(Collected data entries)
▼

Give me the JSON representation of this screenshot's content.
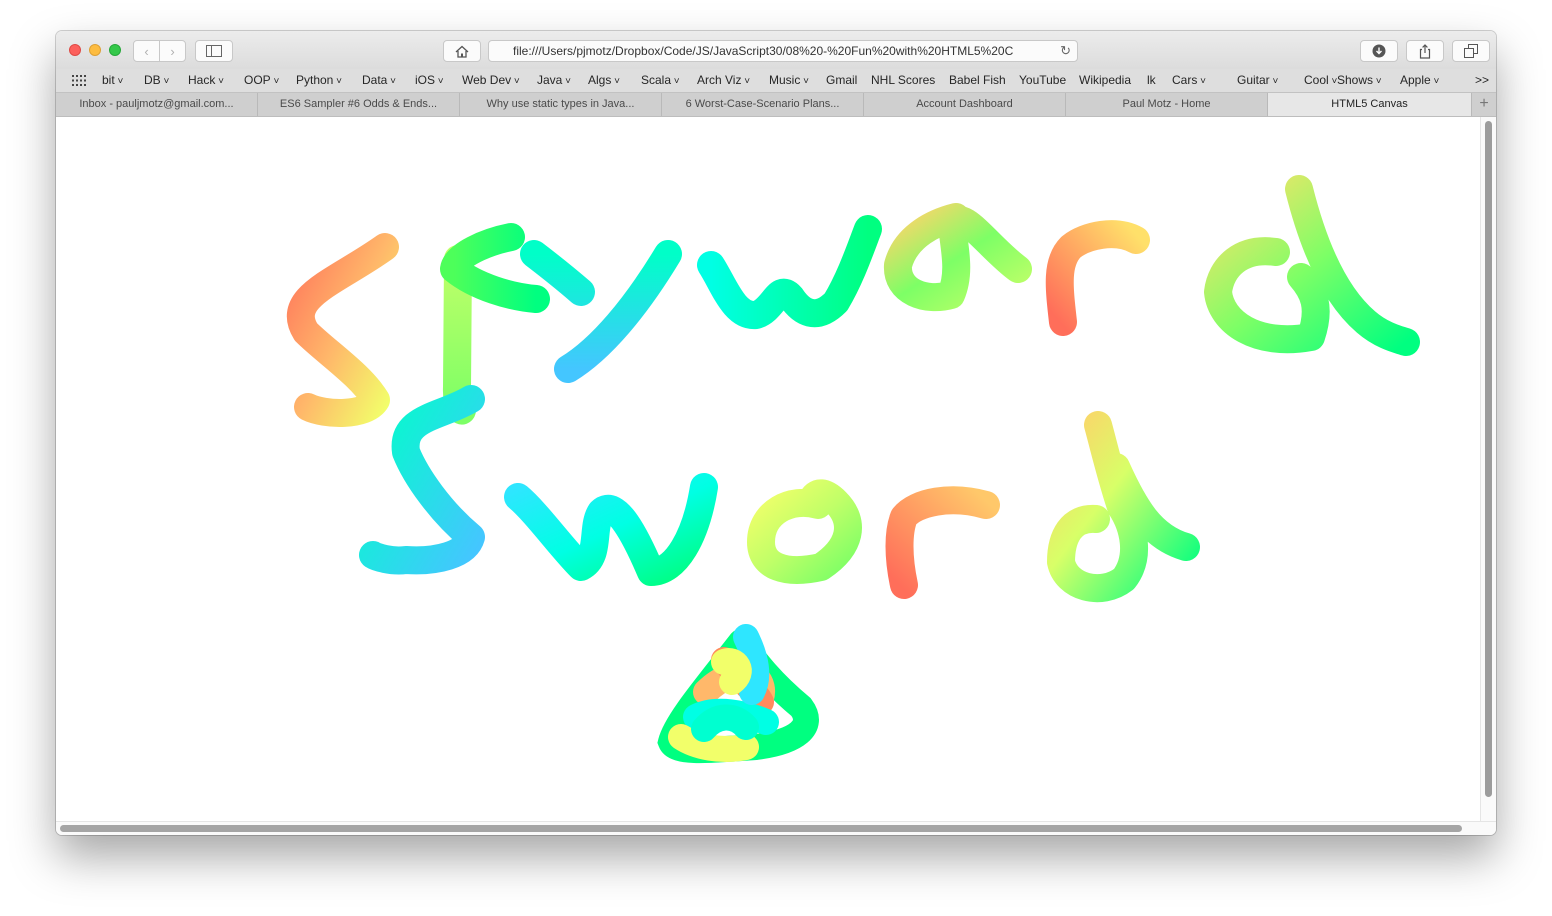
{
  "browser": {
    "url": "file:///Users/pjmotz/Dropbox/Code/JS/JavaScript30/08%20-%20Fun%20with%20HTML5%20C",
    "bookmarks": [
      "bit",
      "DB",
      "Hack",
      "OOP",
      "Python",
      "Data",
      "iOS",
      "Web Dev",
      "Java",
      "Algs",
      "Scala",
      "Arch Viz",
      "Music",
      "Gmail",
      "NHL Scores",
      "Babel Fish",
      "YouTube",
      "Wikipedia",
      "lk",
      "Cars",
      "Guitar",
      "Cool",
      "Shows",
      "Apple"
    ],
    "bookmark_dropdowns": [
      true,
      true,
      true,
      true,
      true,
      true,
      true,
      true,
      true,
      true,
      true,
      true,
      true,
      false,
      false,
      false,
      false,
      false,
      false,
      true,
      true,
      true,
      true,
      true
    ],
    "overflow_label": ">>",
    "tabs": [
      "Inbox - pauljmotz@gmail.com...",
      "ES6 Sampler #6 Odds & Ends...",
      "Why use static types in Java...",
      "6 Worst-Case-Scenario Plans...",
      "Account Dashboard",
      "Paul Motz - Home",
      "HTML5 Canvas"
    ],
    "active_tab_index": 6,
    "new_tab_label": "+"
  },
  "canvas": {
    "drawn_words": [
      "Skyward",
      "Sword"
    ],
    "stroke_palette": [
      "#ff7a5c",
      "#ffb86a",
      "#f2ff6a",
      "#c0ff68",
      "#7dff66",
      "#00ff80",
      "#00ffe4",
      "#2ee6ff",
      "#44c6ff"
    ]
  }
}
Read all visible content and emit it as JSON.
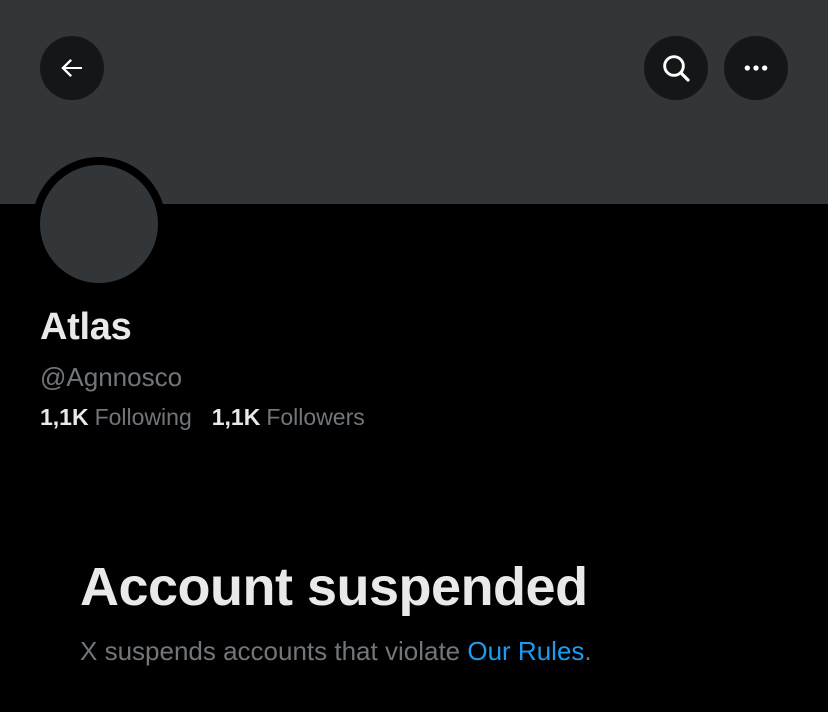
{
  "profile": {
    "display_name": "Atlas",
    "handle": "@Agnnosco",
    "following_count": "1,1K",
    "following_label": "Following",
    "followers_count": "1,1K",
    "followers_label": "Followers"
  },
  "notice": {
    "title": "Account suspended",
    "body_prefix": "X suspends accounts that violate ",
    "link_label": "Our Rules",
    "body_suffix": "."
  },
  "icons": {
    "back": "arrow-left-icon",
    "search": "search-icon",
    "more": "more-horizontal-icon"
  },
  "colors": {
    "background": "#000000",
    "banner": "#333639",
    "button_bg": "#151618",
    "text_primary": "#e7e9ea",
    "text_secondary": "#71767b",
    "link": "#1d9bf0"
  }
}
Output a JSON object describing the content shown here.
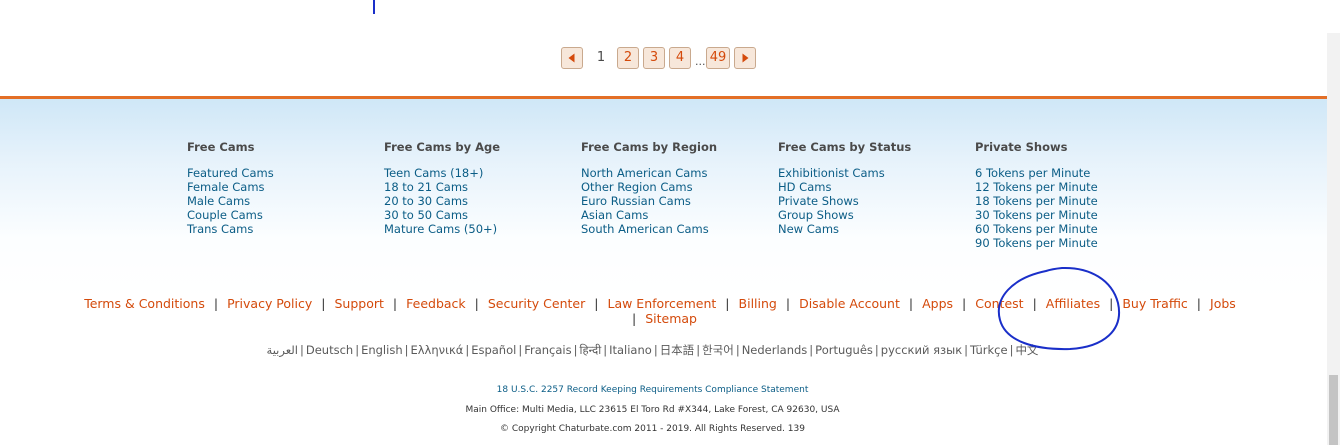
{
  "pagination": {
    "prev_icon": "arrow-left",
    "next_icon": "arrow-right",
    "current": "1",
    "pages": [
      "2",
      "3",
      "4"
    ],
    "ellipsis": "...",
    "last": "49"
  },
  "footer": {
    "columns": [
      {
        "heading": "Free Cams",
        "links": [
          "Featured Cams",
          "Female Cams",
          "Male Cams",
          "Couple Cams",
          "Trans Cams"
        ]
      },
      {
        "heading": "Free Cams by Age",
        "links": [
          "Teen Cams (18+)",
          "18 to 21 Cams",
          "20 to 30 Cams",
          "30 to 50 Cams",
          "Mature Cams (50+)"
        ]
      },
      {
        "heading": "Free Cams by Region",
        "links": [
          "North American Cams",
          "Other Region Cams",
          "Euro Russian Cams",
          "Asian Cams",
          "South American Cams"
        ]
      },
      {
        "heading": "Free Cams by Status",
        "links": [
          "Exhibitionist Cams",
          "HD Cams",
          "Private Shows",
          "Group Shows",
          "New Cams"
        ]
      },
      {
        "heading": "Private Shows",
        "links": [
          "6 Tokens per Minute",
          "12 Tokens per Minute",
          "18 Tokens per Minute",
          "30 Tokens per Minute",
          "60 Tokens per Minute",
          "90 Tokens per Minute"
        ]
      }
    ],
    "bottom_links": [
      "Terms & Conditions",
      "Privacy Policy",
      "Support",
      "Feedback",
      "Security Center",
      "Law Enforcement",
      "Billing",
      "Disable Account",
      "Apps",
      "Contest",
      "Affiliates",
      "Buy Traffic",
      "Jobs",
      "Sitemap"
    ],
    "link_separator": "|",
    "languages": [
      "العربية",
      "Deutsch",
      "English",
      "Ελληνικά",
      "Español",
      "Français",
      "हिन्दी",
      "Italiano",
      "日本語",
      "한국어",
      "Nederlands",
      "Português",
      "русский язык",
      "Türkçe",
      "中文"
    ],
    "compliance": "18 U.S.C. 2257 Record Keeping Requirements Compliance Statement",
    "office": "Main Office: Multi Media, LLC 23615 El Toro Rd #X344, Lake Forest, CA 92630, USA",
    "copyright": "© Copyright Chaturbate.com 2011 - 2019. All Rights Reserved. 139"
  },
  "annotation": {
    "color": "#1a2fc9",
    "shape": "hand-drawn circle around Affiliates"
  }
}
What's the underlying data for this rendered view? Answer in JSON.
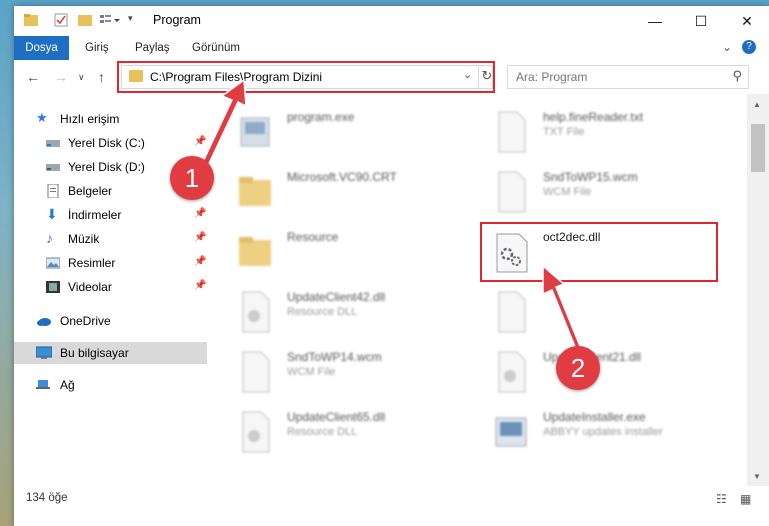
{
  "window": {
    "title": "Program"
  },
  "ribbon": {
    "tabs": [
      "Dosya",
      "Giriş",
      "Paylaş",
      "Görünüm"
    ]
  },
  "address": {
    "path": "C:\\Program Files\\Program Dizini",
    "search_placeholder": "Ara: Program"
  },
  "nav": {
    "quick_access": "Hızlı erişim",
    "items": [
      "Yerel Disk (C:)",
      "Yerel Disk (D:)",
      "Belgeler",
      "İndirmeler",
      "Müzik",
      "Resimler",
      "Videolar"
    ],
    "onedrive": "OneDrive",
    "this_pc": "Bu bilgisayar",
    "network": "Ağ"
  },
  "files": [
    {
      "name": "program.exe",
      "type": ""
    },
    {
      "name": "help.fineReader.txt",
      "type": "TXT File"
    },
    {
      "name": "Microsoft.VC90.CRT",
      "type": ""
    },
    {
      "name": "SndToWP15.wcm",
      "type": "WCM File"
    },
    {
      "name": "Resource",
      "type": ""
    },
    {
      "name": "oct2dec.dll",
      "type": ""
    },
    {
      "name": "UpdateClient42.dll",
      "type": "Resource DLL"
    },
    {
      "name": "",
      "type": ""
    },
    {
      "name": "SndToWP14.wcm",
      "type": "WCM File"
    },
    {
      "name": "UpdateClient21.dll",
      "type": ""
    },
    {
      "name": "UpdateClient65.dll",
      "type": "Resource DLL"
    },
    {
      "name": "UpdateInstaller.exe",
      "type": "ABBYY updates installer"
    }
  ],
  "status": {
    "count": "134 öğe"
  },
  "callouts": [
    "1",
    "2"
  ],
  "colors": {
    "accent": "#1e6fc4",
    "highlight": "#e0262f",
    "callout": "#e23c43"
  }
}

▲

> [TASK] Transcribe the records above exactly as they appear, leaving out any pictures.

> [ANSWER TO THE EXERCISE]
Give me the JSON representation of this screenshot's content.
{
  "browser": {
    "url": "file:///Users/pjmotz/Dropbox/Code/JS/JavaScript30/08%20-%20Fun%20with%20HTML5%20C",
    "bookmarks": [
      "bit",
      "DB",
      "Hack",
      "OOP",
      "Python",
      "Data",
      "iOS",
      "Web Dev",
      "Java",
      "Algs",
      "Scala",
      "Arch Viz",
      "Music",
      "Gmail",
      "NHL Scores",
      "Babel Fish",
      "YouTube",
      "Wikipedia",
      "lk",
      "Cars",
      "Guitar",
      "Cool",
      "Shows",
      "Apple"
    ],
    "bookmark_dropdowns": [
      true,
      true,
      true,
      true,
      true,
      true,
      true,
      true,
      true,
      true,
      true,
      true,
      true,
      false,
      false,
      false,
      false,
      false,
      false,
      true,
      true,
      true,
      true,
      true
    ],
    "overflow_label": ">>",
    "tabs": [
      "Inbox - pauljmotz@gmail.com...",
      "ES6 Sampler #6 Odds & Ends...",
      "Why use static types in Java...",
      "6 Worst-Case-Scenario Plans...",
      "Account Dashboard",
      "Paul Motz - Home",
      "HTML5 Canvas"
    ],
    "active_tab_index": 6,
    "new_tab_label": "+"
  },
  "canvas": {
    "drawn_words": [
      "Skyward",
      "Sword"
    ],
    "stroke_palette": [
      "#ff7a5c",
      "#ffb86a",
      "#f2ff6a",
      "#c0ff68",
      "#7dff66",
      "#00ff80",
      "#00ffe4",
      "#2ee6ff",
      "#44c6ff"
    ]
  }
}
Read all visible content and emit it as JSON.
{
  "profile": {
    "display_name": "Atlas",
    "handle": "@Agnnosco",
    "following_count": "1,1K",
    "following_label": "Following",
    "followers_count": "1,1K",
    "followers_label": "Followers"
  },
  "notice": {
    "title": "Account suspended",
    "body_prefix": "X suspends accounts that violate ",
    "link_label": "Our Rules",
    "body_suffix": "."
  },
  "icons": {
    "back": "arrow-left-icon",
    "search": "search-icon",
    "more": "more-horizontal-icon"
  },
  "colors": {
    "background": "#000000",
    "banner": "#333639",
    "button_bg": "#151618",
    "text_primary": "#e7e9ea",
    "text_secondary": "#71767b",
    "link": "#1d9bf0"
  }
}
Output a JSON object describing the content shown here.
{
  "pagination": {
    "prev_icon": "arrow-left",
    "next_icon": "arrow-right",
    "current": "1",
    "pages": [
      "2",
      "3",
      "4"
    ],
    "ellipsis": "...",
    "last": "49"
  },
  "footer": {
    "columns": [
      {
        "heading": "Free Cams",
        "links": [
          "Featured Cams",
          "Female Cams",
          "Male Cams",
          "Couple Cams",
          "Trans Cams"
        ]
      },
      {
        "heading": "Free Cams by Age",
        "links": [
          "Teen Cams (18+)",
          "18 to 21 Cams",
          "20 to 30 Cams",
          "30 to 50 Cams",
          "Mature Cams (50+)"
        ]
      },
      {
        "heading": "Free Cams by Region",
        "links": [
          "North American Cams",
          "Other Region Cams",
          "Euro Russian Cams",
          "Asian Cams",
          "South American Cams"
        ]
      },
      {
        "heading": "Free Cams by Status",
        "links": [
          "Exhibitionist Cams",
          "HD Cams",
          "Private Shows",
          "Group Shows",
          "New Cams"
        ]
      },
      {
        "heading": "Private Shows",
        "links": [
          "6 Tokens per Minute",
          "12 Tokens per Minute",
          "18 Tokens per Minute",
          "30 Tokens per Minute",
          "60 Tokens per Minute",
          "90 Tokens per Minute"
        ]
      }
    ],
    "bottom_links": [
      "Terms & Conditions",
      "Privacy Policy",
      "Support",
      "Feedback",
      "Security Center",
      "Law Enforcement",
      "Billing",
      "Disable Account",
      "Apps",
      "Contest",
      "Affiliates",
      "Buy Traffic",
      "Jobs",
      "Sitemap"
    ],
    "link_separator": "|",
    "languages": [
      "العربية",
      "Deutsch",
      "English",
      "Ελληνικά",
      "Español",
      "Français",
      "हिन्दी",
      "Italiano",
      "日本語",
      "한국어",
      "Nederlands",
      "Português",
      "русский язык",
      "Türkçe",
      "中文"
    ],
    "compliance": "18 U.S.C. 2257 Record Keeping Requirements Compliance Statement",
    "office": "Main Office: Multi Media, LLC 23615 El Toro Rd #X344, Lake Forest, CA 92630, USA",
    "copyright": "© Copyright Chaturbate.com 2011 - 2019. All Rights Reserved. 139"
  },
  "annotation": {
    "color": "#1a2fc9",
    "shape": "hand-drawn circle around Affiliates"
  }
}
What's the underlying data for this rendered view? Answer in JSON.
{
  "window": {
    "title": "Program"
  },
  "ribbon": {
    "tabs": [
      "Dosya",
      "Giriş",
      "Paylaş",
      "Görünüm"
    ]
  },
  "address": {
    "path": "C:\\Program Files\\Program Dizini",
    "search_placeholder": "Ara: Program"
  },
  "nav": {
    "quick_access": "Hızlı erişim",
    "items": [
      "Yerel Disk (C:)",
      "Yerel Disk (D:)",
      "Belgeler",
      "İndirmeler",
      "Müzik",
      "Resimler",
      "Videolar"
    ],
    "onedrive": "OneDrive",
    "this_pc": "Bu bilgisayar",
    "network": "Ağ"
  },
  "files": [
    {
      "name": "program.exe",
      "type": ""
    },
    {
      "name": "help.fineReader.txt",
      "type": "TXT File"
    },
    {
      "name": "Microsoft.VC90.CRT",
      "type": ""
    },
    {
      "name": "SndToWP15.wcm",
      "type": "WCM File"
    },
    {
      "name": "Resource",
      "type": ""
    },
    {
      "name": "oct2dec.dll",
      "type": ""
    },
    {
      "name": "UpdateClient42.dll",
      "type": "Resource DLL"
    },
    {
      "name": "",
      "type": ""
    },
    {
      "name": "SndToWP14.wcm",
      "type": "WCM File"
    },
    {
      "name": "UpdateClient21.dll",
      "type": ""
    },
    {
      "name": "UpdateClient65.dll",
      "type": "Resource DLL"
    },
    {
      "name": "UpdateInstaller.exe",
      "type": "ABBYY updates installer"
    }
  ],
  "status": {
    "count": "134 öğe"
  },
  "callouts": [
    "1",
    "2"
  ],
  "colors": {
    "accent": "#1e6fc4",
    "highlight": "#e0262f",
    "callout": "#e23c43"
  }
}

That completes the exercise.